----- Entries shown -----

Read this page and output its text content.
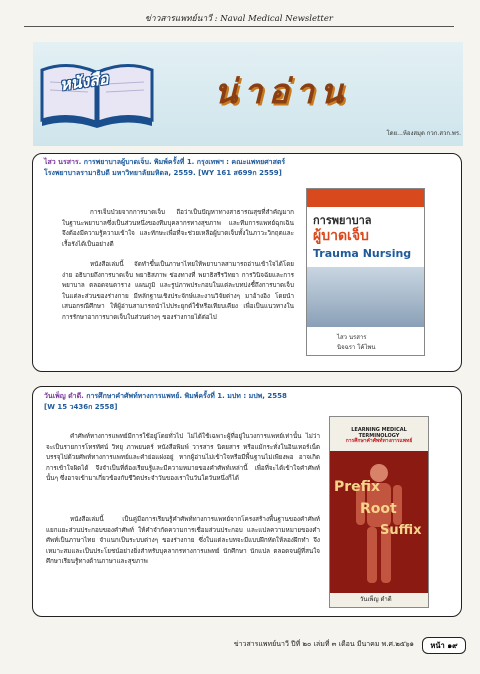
ข่าวสารแพทย์นาวี : Naval Medical Newsletter
หนังสือ	น่าอ่าน
โดย...ห้องสมุด กวก.สวก.พร.
ไสว นรสาร. การพยาบาลผู้บาดเจ็บ. พิมพ์ครั้งที่ 1. กรุงเทพฯ : คณะแพทยศาสตร์
โรงพยาบาลรามาธิบดี มหาวิทยาลัยมหิดล, 2559. [WY 161 ส699ก 2559]
การเจ็บป่วยจากการบาดเจ็บ ถือว่าเป็นปัญหาทางสาธารณสุขที่สำคัญมาก ในฐานะพยาบาลซึ่งเป็นส่วนหนึ่งของทีมบุคลากรทางสุขภาพ และทีมการแพทย์ฉุกเฉิน จึงต้องมีความรู้ความเข้าใจ และทักษะเพื่อที่จะช่วยเหลือผู้บาดเจ็บทั้งในภาวะวิกฤตและเรื้อรังได้เป็นอย่างดี
หนังสือเล่มนี้ จัดทำขึ้นเป็นภาษาไทยให้พยาบาลสามารถอ่านเข้าใจได้โดยง่าย อธิบายถึงการบาดเจ็บ พยาธิสภาพ ช่องทางที่ พยาธิสรีรวิทยา การวินิจฉัยและการพยาบาล ตลอดจนตาราง แผนภูมิ และรูปภาพประกอบในแต่ละบทบ่งชี้ถึงการบาดเจ็บในแต่ละส่วนของร่างกาย มีหลักฐานเชิงประจักษ์และงานวิจัยต่างๆ มาอ้างอิง โดยนำเสนอกรณีศึกษา ให้ผู้อ่านสามารถนำไปประยุกต์ใช้หรือเทียบเคียง เพื่อเป็นแนวทางในการรักษาอาการบาดเจ็บในส่วนต่างๆ ของร่างกายได้ต่อไป
การพยาบาล
ผู้บาดเจ็บ
Trauma Nursing
ไสว นรสาร
นิจฉรา โค้ไพน
วันเพ็ญ ดำดี. การศึกษาคำศัพท์ทางการแพทย์. พิมพ์ครั้งที่ 1. มปท : มปพ, 2558
[W 15 ว436ก 2558]
คำศัพท์ทางการแพทย์มีการใช้อยู่โดยทั่วไป ไม่ได้ใช้เฉพาะผู้ที่อยู่ในวงการแพทย์เท่านั้น ไม่ว่าจะเป็นรายการโทรทัศน์ วิทยุ ภาพยนตร์ หนังสือพิมพ์ วารสาร นิตยสาร หรือแม้กระทั่งในอินเทอร์เน็ต บรรจุไปด้วยศัพท์ทางการแพทย์และคำย่อแฝงอยู่ หากผู้อ่านไม่เข้าใจหรือมีพื้นฐานไม่เพียงพอ อาจเกิดการเข้าใจผิดได้ จึงจำเป็นที่ต้องเรียนรู้และมีความหมายของคำศัพท์เหล่านี้ เพื่อที่จะได้เข้าใจคำศัพท์นั้นๆ ซึ่งอาจเข้ามาเกี่ยวข้องกับชีวิตประจำวันของเราในวันใดวันหนึ่งก็ได้
หนังสือเล่มนี้ เป็นคู่มือการเรียนรู้คำศัพท์ทางการแพทย์จากโครงสร้างพื้นฐานของคำศัพท์ แยกแยะส่วนประกอบของคำศัพท์ ให้คำจำกัดความการเชื่อมส่วนประกอบ และแปลความหมายของคำศัพท์เป็นภาษาไทย จำแนกเป็นระบบต่างๆ ของร่างกาย ซึ่งในแต่ละบทจะมีแบบฝึกหัดให้ลองฝึกทำ จึงเหมาะสมและเป็นประโยชน์อย่างยิ่งสำหรับบุคลากรทางการแพทย์ นักศึกษา นักแปล ตลอดจนผู้ที่สนใจศึกษาเรียนรู้ทางด้านภาษาและสุขภาพ
LEARNING MEDICAL TERMINOLOGY
การศึกษาคำศัพท์ทางการแพทย์
Prefix
Root
Suffix
วันเพ็ญ ดำดี
ข่าวสารแพทย์นาวี ปีที่ ๒๐ เล่มที่ ๓ เดือน มีนาคม พ.ศ.๒๕๖๑	หน้า ๑๙
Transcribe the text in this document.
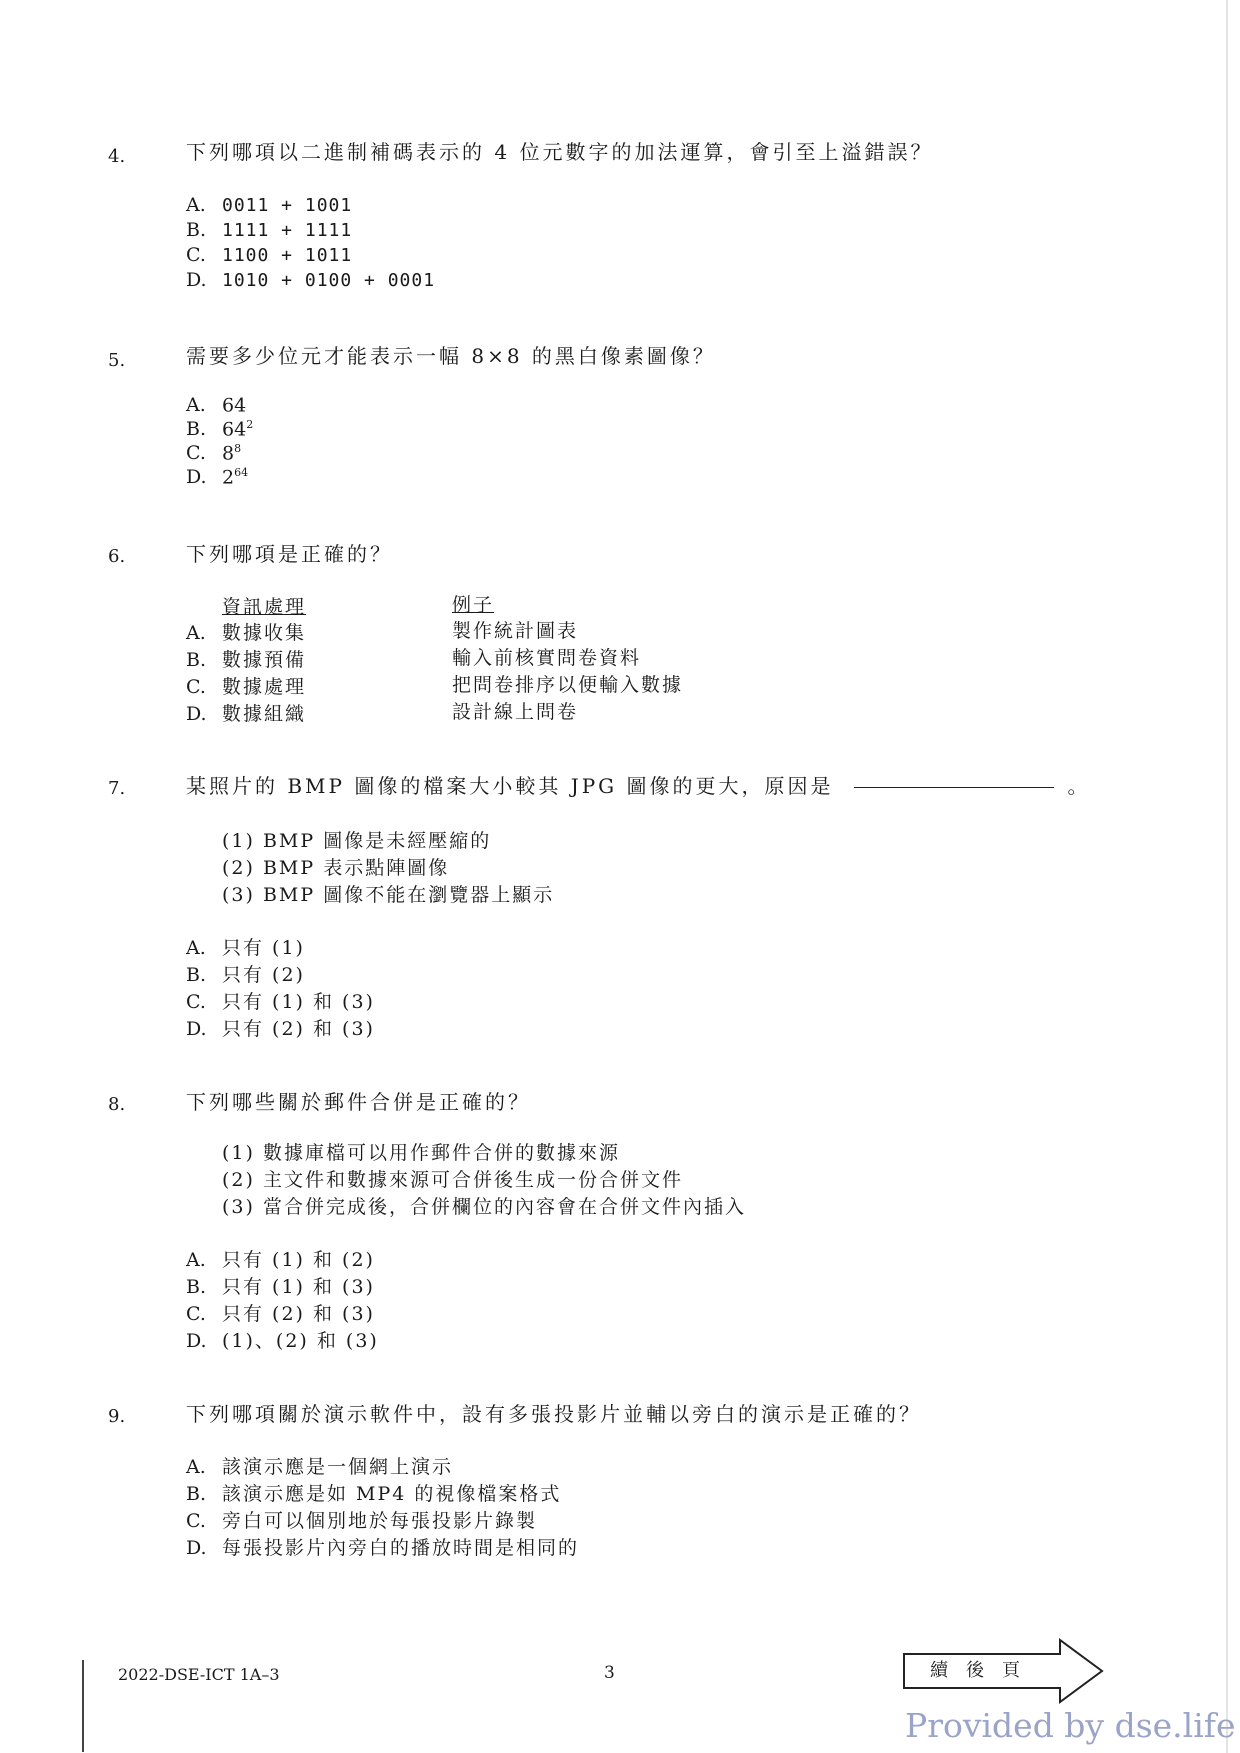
4.	下列哪項以二進制補碼表示的 4 位元數字的加法運算，會引至上溢錯誤？
A. 0011 + 1001
B. 1111 + 1111
C. 1100 + 1011
D. 1010 + 0100 + 0001
5.	需要多少位元才能表示一幅 8×8 的黑白像素圖像？
A. 64
B. $64^2$
C. $8^8$
D. $2^{64}$
6.	下列哪項是正確的？
資訊處理	例子
A. 數據收集	製作統計圖表
B. 數據預備	輸入前核實問卷資料
C. 數據處理	把問卷排序以便輸入數據
D. 數據組織	設計線上問卷
7.	某照片的 BMP 圖像的檔案大小較其 JPG 圖像的更大，原因是	。
(1) BMP 圖像是未經壓縮的
(2) BMP 表示點陣圖像
(3) BMP 圖像不能在瀏覽器上顯示
A. 只有 (1)
B. 只有 (2)
C. 只有 (1) 和 (3)
D. 只有 (2) 和 (3)
8.	下列哪些關於郵件合併是正確的？
(1) 數據庫檔可以用作郵件合併的數據來源
(2) 主文件和數據來源可合併後生成一份合併文件
(3) 當合併完成後，合併欄位的內容會在合併文件內插入
A. 只有 (1) 和 (2)
B. 只有 (1) 和 (3)
C. 只有 (2) 和 (3)
D. (1)、(2) 和 (3)
9.	下列哪項關於演示軟件中，設有多張投影片並輔以旁白的演示是正確的？
A. 該演示應是一個網上演示
B. 該演示應是如 MP4 的視像檔案格式
C. 旁白可以個別地於每張投影片錄製
D. 每張投影片內旁白的播放時間是相同的
2022-DSE-ICT 1A–3	3	續後頁
Provided by dse.life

-----

Scan the lines for the string "กษาคำศ". Copy out each line that matches.

วันเพ็ญ ดำดี. การศึกษาคำศัพท์ทางการแพทย์. พิมพ์ครั้งที่ 1. มปท : มปพ, 2558
การศึกษาคำศัพท์ทางการแพทย์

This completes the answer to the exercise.